THE EXERCISE — All records below must be retyped exactly.

++++

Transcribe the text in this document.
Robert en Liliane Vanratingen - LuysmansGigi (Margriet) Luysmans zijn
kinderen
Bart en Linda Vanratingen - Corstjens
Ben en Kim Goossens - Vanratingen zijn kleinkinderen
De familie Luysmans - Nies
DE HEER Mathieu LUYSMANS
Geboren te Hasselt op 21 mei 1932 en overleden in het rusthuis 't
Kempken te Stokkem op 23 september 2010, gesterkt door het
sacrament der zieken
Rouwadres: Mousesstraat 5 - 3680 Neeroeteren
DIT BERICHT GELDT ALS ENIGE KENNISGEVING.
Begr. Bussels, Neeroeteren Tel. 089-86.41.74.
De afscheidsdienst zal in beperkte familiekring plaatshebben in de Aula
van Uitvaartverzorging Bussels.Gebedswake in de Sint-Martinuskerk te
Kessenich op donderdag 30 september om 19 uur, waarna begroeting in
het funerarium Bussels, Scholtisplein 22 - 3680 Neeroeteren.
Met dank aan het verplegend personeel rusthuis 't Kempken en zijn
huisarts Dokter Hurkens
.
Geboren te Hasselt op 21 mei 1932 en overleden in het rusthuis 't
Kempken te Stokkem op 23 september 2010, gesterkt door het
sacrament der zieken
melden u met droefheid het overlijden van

++++

RESPONSE —
Transcribe the text in this document.
Robert en Liliane Vanratingen - LuysmansGigi (Margriet) Luysmans zijn
kinderen
Bart en Linda Vanratingen - Corstjens
Ben en Kim Goossens - Vanratingen zijn kleinkinderen
De familie Luysmans - Nies
DE HEER Mathieu LUYSMANS
Geboren te Hasselt op 21 mei 1932 en overleden in het rusthuis 't
Kempken te Stokkem op 23 september 2010, gesterkt door het
sacrament der zieken
Rouwadres: Mousesstraat 5 - 3680 Neeroeteren
DIT BERICHT GELDT ALS ENIGE KENNISGEVING.
Begr. Bussels, Neeroeteren Tel. 089-86.41.74.
De afscheidsdienst zal in beperkte familiekring plaatshebben in de Aula
van Uitvaartverzorging Bussels.Gebedswake in de Sint-Martinuskerk te
Kessenich op donderdag 30 september om 19 uur, waarna begroeting in
het funerarium Bussels, Scholtisplein 22 - 3680 Neeroeteren.
Met dank aan het verplegend personeel rusthuis 't Kempken en zijn
huisarts Dokter Hurkens
.
Geboren te Hasselt op 21 mei 1932 en overleden in het rusthuis 't
Kempken te Stokkem op 23 september 2010, gesterkt door het
sacrament der zieken
melden u met droefheid het overlijden van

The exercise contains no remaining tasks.